> [Set problem]:
Put the rows below into a Markdown table with the columns Position and Text, giving each line a number and skipping any blank lines. Begin at the very first line of the rows and stop after the line that contains "staticText: 2 (242, 449, 247, 461)".

## start Information shown

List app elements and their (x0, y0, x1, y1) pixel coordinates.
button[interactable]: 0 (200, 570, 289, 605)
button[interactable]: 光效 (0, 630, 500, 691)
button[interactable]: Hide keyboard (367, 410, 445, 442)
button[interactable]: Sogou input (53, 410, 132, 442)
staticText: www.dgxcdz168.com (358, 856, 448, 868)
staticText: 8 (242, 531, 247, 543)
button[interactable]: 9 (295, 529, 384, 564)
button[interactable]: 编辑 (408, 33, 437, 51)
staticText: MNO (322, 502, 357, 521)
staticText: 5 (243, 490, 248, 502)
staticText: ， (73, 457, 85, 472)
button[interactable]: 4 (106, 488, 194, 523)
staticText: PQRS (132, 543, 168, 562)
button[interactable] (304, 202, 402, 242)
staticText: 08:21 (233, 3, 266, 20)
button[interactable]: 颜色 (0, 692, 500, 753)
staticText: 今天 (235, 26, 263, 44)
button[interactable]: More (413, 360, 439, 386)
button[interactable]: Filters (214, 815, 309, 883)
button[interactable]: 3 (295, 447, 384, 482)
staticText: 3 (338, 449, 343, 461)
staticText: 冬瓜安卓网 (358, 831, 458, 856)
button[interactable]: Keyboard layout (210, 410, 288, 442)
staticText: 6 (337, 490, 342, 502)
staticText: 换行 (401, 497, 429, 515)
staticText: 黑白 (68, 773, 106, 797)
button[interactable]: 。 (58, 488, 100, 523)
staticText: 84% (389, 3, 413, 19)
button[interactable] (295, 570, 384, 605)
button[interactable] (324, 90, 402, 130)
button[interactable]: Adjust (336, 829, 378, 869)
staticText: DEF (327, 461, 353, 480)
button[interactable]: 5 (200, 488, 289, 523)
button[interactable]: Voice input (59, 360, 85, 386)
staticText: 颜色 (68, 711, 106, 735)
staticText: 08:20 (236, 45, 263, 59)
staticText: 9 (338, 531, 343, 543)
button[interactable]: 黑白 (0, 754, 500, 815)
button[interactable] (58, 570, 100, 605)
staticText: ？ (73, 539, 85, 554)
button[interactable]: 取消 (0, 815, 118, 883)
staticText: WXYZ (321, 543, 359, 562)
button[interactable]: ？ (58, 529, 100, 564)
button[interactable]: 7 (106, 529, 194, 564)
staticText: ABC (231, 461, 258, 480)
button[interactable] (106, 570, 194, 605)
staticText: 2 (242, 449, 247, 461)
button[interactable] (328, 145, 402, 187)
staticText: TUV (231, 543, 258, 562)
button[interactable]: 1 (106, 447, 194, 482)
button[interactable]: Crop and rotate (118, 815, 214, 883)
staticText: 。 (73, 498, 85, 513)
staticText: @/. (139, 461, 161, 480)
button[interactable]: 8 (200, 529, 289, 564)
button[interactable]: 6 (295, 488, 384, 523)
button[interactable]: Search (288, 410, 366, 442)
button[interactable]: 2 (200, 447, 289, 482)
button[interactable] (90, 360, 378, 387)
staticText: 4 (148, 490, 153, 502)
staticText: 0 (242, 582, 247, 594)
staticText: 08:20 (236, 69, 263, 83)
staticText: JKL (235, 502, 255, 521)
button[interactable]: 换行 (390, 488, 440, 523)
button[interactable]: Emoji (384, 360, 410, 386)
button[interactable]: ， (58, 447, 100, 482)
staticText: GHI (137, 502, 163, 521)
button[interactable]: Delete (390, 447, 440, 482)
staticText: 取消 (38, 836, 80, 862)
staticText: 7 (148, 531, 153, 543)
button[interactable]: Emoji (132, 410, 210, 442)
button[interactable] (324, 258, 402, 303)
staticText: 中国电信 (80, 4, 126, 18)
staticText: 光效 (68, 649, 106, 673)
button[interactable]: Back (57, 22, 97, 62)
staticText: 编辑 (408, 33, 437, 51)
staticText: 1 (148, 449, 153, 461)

## end Information shown

> [Response to the task]:
| Position | Text |
|---|---|
| 1 | List app elements and their (x0, y0, x1, y1) pixel coordinates. |
| 2 | button[interactable]: 0 (200, 570, 289, 605) |
| 3 | button[interactable]: 光效 (0, 630, 500, 691) |
| 4 | button[interactable]: Hide keyboard (367, 410, 445, 442) |
| 5 | button[interactable]: Sogou input (53, 410, 132, 442) |
| 6 | staticText: www.dgxcdz168.com (358, 856, 448, 868) |
| 7 | staticText: 8 (242, 531, 247, 543) |
| 8 | button[interactable]: 9 (295, 529, 384, 564) |
| 9 | button[interactable]: 编辑 (408, 33, 437, 51) |
| 10 | staticText: MNO (322, 502, 357, 521) |
| 11 | staticText: 5 (243, 490, 248, 502) |
| 12 | staticText: ， (73, 457, 85, 472) |
| 13 | button[interactable]: 4 (106, 488, 194, 523) |
| 14 | staticText: PQRS (132, 543, 168, 562) |
| 15 | button[interactable] (304, 202, 402, 242) |
| 16 | staticText: 08:21 (233, 3, 266, 20) |
| 17 | button[interactable]: 颜色 (0, 692, 500, 753) |
| 18 | staticText: 今天 (235, 26, 263, 44) |
| 19 | button[interactable]: More (413, 360, 439, 386) |
| 20 | button[interactable]: Filters (214, 815, 309, 883) |
| 21 | button[interactable]: 3 (295, 447, 384, 482) |
| 22 | staticText: 3 (338, 449, 343, 461) |
| 23 | staticText: 冬瓜安卓网 (358, 831, 458, 856) |
| 24 | button[interactable]: Keyboard layout (210, 410, 288, 442) |
| 25 | staticText: 6 (337, 490, 342, 502) |
| 26 | staticText: 换行 (401, 497, 429, 515) |
| 27 | staticText: 黑白 (68, 773, 106, 797) |
| 28 | button[interactable]: 。 (58, 488, 100, 523) |
| 29 | staticText: 84% (389, 3, 413, 19) |
| 30 | button[interactable] (295, 570, 384, 605) |
| 31 | button[interactable] (324, 90, 402, 130) |
| 32 | button[interactable]: Adjust (336, 829, 378, 869) |
| 33 | staticText: DEF (327, 461, 353, 480) |
| 34 | button[interactable]: 5 (200, 488, 289, 523) |
| 35 | button[interactable]: Voice input (59, 360, 85, 386) |
| 36 | staticText: 颜色 (68, 711, 106, 735) |
| 37 | staticText: 08:20 (236, 45, 263, 59) |
| 38 | staticText: 9 (338, 531, 343, 543) |
| 39 | button[interactable]: 黑白 (0, 754, 500, 815) |
| 40 | button[interactable] (58, 570, 100, 605) |
| 41 | staticText: ？ (73, 539, 85, 554) |
| 42 | button[interactable]: 取消 (0, 815, 118, 883) |
| 43 | staticText: WXYZ (321, 543, 359, 562) |
| 44 | button[interactable]: ？ (58, 529, 100, 564) |
| 45 | button[interactable]: 7 (106, 529, 194, 564) |
| 46 | staticText: ABC (231, 461, 258, 480) |
| 47 | button[interactable] (106, 570, 194, 605) |
| 48 | staticText: 2 (242, 449, 247, 461) |